[Source records]
[start]
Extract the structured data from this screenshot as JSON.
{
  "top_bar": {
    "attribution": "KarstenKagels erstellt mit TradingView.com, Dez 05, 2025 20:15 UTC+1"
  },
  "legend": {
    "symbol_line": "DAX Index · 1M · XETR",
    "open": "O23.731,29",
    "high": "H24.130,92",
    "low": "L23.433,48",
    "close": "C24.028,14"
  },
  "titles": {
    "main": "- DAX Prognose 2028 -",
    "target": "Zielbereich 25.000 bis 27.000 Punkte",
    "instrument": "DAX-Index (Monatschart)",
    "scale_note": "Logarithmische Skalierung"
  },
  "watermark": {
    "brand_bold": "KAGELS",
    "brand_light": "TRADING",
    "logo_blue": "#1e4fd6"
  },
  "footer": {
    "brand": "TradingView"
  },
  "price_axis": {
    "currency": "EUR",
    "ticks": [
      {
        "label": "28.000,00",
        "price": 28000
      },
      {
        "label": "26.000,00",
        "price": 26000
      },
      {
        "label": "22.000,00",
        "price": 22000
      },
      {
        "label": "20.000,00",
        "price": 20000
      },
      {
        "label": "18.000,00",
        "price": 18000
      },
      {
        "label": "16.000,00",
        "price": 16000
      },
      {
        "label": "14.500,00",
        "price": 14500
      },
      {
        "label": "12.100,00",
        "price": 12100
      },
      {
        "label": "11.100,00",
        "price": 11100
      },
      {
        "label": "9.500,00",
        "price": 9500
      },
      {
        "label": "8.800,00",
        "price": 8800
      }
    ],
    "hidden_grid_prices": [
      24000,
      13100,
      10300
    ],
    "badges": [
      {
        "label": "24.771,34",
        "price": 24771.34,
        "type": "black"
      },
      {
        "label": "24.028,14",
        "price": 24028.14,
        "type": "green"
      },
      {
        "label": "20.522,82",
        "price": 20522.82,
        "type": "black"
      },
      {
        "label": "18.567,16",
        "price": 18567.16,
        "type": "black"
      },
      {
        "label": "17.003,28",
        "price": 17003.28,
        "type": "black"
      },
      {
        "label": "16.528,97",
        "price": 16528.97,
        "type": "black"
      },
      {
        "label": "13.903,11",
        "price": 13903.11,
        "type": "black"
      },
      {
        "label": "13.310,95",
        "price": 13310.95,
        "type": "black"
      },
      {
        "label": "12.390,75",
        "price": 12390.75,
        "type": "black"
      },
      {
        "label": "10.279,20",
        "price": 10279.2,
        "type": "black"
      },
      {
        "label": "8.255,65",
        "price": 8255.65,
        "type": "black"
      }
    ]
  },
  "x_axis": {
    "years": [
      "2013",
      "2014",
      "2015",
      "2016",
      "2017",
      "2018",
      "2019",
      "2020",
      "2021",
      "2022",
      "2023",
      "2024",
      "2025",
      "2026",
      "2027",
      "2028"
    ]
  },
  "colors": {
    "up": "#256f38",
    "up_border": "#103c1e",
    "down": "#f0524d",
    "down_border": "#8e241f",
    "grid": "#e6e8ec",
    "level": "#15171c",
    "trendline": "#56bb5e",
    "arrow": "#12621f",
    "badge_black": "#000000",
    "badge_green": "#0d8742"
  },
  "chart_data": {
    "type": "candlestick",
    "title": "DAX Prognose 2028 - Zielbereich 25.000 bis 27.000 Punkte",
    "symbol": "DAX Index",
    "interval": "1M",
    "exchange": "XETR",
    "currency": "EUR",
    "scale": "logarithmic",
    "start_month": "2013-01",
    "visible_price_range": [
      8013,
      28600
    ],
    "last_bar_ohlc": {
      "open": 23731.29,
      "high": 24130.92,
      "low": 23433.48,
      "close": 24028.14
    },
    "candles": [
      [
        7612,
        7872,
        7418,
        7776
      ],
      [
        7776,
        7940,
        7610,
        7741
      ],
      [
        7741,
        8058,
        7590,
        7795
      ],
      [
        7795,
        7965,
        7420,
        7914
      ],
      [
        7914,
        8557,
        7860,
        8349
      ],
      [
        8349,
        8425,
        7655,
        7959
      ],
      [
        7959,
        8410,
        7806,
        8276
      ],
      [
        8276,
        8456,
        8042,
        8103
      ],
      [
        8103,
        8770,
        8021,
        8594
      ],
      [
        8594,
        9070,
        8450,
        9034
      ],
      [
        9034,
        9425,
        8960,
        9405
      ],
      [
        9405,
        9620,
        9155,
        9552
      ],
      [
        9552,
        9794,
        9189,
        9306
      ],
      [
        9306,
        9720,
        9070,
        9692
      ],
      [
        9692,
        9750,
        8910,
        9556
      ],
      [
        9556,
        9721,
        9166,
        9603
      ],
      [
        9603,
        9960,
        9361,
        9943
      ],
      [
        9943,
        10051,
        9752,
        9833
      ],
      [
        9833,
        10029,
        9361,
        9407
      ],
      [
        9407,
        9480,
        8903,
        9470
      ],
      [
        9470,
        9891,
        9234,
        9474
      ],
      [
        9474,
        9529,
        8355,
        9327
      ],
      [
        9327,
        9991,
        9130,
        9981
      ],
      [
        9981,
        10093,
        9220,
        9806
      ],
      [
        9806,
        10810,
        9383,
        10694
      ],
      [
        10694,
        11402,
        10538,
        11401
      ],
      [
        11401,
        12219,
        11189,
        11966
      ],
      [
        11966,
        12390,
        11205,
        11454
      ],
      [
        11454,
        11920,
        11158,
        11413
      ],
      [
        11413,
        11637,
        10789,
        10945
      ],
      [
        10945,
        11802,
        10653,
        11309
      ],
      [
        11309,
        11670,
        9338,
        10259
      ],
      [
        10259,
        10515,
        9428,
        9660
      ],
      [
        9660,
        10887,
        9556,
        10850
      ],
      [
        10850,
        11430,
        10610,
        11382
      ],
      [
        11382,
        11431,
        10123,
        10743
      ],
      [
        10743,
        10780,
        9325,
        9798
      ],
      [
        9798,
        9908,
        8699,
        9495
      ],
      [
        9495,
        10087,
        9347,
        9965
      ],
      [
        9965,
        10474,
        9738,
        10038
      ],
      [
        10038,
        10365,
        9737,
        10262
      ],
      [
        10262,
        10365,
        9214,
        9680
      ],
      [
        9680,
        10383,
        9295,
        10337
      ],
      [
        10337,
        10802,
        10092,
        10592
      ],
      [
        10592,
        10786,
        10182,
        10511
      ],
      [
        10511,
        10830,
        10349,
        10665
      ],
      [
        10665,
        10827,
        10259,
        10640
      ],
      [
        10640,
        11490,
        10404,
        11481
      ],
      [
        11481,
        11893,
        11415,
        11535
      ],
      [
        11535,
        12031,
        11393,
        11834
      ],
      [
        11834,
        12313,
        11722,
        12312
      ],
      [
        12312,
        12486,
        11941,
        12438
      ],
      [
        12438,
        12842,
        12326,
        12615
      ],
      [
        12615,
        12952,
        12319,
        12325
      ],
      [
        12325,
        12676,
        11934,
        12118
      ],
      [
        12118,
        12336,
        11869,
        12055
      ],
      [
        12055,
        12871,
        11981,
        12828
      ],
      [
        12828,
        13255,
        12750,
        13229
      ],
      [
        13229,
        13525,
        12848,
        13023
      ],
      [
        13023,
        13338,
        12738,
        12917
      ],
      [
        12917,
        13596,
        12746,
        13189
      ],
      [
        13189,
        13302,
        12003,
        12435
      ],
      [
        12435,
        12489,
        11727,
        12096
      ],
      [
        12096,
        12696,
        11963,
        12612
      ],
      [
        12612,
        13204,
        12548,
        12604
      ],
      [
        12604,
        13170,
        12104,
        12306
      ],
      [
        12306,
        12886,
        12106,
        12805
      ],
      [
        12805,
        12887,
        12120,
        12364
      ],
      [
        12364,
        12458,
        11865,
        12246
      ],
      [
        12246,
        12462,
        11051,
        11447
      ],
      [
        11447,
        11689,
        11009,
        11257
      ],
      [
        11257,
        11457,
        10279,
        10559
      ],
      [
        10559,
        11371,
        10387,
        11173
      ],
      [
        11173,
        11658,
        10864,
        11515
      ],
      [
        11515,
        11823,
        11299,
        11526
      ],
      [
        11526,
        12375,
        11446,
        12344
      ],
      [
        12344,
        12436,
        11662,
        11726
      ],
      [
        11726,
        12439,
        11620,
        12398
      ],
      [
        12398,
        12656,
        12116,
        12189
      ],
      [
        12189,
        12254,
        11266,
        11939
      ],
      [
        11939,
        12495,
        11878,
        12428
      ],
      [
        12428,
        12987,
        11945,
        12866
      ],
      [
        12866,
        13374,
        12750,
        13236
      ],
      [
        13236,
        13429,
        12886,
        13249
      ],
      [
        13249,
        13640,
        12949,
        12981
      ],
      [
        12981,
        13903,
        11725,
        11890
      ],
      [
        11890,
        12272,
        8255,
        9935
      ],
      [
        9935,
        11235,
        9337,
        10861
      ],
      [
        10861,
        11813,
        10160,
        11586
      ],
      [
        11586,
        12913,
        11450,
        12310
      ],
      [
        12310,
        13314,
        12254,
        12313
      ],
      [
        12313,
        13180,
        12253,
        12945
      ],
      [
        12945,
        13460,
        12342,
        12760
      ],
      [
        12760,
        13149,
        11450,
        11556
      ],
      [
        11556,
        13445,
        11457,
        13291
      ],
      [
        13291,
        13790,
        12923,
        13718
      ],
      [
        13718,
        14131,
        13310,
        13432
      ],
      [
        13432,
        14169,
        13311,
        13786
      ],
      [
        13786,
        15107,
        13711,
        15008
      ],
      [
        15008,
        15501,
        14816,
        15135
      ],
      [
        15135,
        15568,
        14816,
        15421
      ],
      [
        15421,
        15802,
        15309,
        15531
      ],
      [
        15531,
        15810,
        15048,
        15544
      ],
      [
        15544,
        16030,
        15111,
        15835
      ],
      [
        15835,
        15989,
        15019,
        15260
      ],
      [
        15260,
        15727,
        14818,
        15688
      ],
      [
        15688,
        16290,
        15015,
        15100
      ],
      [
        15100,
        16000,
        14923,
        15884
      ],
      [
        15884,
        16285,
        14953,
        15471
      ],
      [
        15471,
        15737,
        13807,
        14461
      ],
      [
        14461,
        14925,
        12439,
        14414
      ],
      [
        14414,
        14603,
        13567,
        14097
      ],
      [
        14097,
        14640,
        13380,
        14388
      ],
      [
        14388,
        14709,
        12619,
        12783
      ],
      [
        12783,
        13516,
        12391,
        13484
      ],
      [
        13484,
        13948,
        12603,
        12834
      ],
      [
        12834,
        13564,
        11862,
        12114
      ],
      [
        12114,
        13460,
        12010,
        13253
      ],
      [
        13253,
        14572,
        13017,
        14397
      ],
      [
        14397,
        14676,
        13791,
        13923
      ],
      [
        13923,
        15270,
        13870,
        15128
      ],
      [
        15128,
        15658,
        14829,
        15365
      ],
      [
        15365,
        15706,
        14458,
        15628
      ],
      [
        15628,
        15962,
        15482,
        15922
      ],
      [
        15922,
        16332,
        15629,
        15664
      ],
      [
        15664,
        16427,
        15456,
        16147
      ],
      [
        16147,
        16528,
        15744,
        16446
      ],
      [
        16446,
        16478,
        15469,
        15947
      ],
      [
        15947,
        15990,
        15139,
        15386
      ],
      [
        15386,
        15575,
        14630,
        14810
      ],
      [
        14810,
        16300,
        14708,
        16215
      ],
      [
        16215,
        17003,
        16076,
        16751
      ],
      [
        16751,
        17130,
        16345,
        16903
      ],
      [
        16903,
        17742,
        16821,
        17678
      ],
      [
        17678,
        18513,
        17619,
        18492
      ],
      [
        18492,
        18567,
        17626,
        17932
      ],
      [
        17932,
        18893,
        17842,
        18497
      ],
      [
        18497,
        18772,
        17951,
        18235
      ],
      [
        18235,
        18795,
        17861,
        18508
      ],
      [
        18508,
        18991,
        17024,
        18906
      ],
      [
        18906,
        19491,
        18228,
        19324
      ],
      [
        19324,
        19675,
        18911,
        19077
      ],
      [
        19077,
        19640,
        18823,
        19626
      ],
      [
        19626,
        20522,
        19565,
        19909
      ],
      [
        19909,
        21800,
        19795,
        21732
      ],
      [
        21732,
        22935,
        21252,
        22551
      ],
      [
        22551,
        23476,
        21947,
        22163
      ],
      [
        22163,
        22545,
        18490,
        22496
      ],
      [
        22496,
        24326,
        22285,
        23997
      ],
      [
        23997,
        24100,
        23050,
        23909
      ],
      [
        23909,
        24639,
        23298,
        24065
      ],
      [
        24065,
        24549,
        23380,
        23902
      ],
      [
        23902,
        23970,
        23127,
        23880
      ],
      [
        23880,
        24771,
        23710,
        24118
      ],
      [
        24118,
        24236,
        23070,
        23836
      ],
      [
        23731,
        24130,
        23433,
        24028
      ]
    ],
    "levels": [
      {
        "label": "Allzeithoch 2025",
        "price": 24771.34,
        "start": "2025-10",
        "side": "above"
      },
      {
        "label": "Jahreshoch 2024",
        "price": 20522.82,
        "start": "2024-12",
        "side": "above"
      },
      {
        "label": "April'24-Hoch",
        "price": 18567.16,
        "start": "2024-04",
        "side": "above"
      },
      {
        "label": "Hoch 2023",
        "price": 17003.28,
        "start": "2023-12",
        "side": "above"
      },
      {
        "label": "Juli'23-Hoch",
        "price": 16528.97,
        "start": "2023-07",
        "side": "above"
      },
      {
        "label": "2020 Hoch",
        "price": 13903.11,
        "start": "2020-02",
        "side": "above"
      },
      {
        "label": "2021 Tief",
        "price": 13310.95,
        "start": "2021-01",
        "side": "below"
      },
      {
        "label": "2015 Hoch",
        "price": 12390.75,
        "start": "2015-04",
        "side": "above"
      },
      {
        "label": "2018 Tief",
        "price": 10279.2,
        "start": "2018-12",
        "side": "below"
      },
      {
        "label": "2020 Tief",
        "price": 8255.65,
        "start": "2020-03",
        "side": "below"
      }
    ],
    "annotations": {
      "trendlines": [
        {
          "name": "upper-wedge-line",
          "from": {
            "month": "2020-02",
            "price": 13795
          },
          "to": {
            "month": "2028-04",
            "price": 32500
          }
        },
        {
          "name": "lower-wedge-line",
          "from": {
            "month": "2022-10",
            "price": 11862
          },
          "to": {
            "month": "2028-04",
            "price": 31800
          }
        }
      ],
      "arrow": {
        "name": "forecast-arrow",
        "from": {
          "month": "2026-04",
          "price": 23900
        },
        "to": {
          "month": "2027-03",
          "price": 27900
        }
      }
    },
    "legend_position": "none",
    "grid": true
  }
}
[end]
> [What is being asked] Copy every line from the entries that contains the word "TradingView".

> [Written solution]
    "attribution": "KarstenKagels erstellt mit TradingView.com, Dez 05, 2025 20:15 UTC+1"
    "brand": "TradingView"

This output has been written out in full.